> **INSTRUCTIONS FOR THE TASK**
Find each line with the word "cdot" and state how many there are, nothing more.

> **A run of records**
>> Begin

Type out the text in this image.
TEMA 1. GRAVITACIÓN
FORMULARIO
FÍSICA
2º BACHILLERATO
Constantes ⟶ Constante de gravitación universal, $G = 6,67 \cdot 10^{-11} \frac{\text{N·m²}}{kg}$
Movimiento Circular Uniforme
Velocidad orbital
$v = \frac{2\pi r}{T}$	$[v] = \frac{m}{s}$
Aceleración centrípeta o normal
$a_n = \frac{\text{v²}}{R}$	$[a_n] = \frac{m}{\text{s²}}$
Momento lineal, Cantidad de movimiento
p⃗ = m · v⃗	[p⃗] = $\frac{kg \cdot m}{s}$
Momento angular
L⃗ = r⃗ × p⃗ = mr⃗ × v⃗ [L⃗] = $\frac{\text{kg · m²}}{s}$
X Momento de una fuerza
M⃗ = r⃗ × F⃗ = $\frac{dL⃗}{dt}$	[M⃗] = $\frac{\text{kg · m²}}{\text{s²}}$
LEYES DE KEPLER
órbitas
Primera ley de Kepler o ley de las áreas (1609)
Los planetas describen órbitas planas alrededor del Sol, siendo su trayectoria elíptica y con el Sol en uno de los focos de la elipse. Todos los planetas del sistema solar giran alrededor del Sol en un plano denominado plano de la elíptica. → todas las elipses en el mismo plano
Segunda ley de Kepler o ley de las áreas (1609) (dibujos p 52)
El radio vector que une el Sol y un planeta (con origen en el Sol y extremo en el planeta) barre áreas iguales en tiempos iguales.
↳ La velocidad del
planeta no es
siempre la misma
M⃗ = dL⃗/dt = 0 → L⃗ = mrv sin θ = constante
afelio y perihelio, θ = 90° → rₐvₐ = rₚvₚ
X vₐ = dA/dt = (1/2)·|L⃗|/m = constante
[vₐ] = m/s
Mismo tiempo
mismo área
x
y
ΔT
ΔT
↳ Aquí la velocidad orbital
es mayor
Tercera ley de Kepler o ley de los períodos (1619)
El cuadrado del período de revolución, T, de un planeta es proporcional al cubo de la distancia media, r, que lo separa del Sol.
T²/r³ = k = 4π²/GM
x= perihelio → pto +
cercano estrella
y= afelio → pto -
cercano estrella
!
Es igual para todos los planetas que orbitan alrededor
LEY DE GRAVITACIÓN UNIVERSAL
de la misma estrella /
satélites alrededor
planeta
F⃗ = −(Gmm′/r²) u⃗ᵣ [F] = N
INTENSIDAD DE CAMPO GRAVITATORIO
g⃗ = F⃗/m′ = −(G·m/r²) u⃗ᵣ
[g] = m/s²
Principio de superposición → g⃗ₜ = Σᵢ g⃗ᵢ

>> End

> **EXERCISE RESPONSE**
2